== Task prompt ==
Filter the records below and copy every line containing the word "default".

== Records for the exercise ==
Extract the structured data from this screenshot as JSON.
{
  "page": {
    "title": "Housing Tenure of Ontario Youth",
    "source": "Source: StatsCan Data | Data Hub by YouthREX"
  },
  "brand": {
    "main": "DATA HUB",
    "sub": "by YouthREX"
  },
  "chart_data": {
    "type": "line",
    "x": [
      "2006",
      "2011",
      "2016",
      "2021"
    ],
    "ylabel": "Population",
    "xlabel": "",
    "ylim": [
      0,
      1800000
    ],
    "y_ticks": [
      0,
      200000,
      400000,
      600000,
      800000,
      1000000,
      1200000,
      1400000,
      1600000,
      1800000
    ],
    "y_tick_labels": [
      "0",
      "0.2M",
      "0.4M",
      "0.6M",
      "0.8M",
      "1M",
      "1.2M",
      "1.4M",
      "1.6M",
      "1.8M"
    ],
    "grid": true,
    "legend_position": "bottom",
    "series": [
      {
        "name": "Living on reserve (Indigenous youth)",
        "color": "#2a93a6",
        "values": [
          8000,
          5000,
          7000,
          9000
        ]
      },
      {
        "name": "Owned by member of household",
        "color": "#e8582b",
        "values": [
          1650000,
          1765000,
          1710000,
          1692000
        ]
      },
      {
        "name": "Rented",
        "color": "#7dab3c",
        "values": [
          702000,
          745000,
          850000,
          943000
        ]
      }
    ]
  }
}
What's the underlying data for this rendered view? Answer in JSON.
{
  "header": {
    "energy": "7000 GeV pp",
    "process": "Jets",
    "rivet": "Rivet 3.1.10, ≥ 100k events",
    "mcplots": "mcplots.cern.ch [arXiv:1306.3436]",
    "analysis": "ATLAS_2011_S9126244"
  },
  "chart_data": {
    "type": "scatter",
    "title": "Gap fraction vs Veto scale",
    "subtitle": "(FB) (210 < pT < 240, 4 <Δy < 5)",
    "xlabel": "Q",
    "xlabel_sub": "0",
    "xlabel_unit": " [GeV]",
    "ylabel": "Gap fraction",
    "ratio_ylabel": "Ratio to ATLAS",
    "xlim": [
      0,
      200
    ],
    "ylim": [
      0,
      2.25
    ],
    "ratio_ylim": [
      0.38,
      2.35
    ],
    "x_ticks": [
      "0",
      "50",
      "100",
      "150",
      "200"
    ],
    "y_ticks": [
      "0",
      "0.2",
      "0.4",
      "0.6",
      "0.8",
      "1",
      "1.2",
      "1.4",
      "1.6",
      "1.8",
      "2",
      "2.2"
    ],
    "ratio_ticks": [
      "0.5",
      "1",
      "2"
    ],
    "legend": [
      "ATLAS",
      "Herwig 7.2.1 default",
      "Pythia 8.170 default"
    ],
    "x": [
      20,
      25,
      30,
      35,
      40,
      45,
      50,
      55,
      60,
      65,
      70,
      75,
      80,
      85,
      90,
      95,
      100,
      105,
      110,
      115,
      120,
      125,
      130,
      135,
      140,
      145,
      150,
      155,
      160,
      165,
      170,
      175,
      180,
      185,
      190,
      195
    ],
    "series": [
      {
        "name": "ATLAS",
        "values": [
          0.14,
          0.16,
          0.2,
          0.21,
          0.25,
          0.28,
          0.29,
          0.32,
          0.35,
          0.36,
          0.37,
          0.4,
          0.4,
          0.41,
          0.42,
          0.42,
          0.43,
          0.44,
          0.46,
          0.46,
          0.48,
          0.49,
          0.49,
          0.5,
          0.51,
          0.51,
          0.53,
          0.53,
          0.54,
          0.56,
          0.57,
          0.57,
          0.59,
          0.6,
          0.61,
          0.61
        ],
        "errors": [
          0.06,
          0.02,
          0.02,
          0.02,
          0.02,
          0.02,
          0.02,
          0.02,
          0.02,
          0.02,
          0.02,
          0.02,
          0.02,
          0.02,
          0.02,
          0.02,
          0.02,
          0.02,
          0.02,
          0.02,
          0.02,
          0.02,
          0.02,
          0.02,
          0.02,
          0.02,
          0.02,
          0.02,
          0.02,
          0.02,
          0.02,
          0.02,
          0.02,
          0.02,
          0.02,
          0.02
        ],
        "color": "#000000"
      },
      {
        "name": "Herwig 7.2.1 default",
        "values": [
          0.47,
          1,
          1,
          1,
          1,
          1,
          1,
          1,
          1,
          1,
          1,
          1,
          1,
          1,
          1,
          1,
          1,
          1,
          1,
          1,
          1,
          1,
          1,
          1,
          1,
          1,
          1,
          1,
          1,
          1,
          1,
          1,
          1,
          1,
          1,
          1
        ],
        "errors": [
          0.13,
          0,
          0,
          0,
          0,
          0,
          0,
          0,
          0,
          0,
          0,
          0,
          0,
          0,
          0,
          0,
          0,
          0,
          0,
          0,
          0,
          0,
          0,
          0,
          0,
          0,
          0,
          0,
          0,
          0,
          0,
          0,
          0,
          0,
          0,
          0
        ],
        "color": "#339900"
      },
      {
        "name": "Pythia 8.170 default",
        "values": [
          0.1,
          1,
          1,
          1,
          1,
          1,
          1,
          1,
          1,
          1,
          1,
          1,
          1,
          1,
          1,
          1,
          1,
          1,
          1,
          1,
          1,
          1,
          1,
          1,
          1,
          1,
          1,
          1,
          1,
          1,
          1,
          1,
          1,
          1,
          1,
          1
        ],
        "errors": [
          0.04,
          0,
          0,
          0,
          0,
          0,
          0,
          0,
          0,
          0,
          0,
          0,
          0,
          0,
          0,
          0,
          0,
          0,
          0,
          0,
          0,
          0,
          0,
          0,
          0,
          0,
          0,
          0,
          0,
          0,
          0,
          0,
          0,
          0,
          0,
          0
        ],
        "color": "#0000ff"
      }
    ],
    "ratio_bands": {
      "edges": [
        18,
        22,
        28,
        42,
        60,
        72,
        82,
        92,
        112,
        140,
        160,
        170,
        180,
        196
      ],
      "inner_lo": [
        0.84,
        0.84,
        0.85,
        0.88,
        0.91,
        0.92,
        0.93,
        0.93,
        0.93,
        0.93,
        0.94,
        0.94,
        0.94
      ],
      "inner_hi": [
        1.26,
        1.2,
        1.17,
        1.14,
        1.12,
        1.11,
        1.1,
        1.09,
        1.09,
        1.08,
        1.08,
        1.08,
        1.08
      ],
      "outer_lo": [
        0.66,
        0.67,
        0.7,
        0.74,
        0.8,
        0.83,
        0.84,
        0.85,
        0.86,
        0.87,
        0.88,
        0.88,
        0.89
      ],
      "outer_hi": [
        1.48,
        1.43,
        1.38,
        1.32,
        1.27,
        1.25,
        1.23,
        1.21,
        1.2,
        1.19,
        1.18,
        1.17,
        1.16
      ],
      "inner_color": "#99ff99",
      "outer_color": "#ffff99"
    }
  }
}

== Output ==
      "Herwig 7.2.1 default",
      "Pythia 8.170 default"
        "name": "Herwig 7.2.1 default",
        "name": "Pythia 8.170 default",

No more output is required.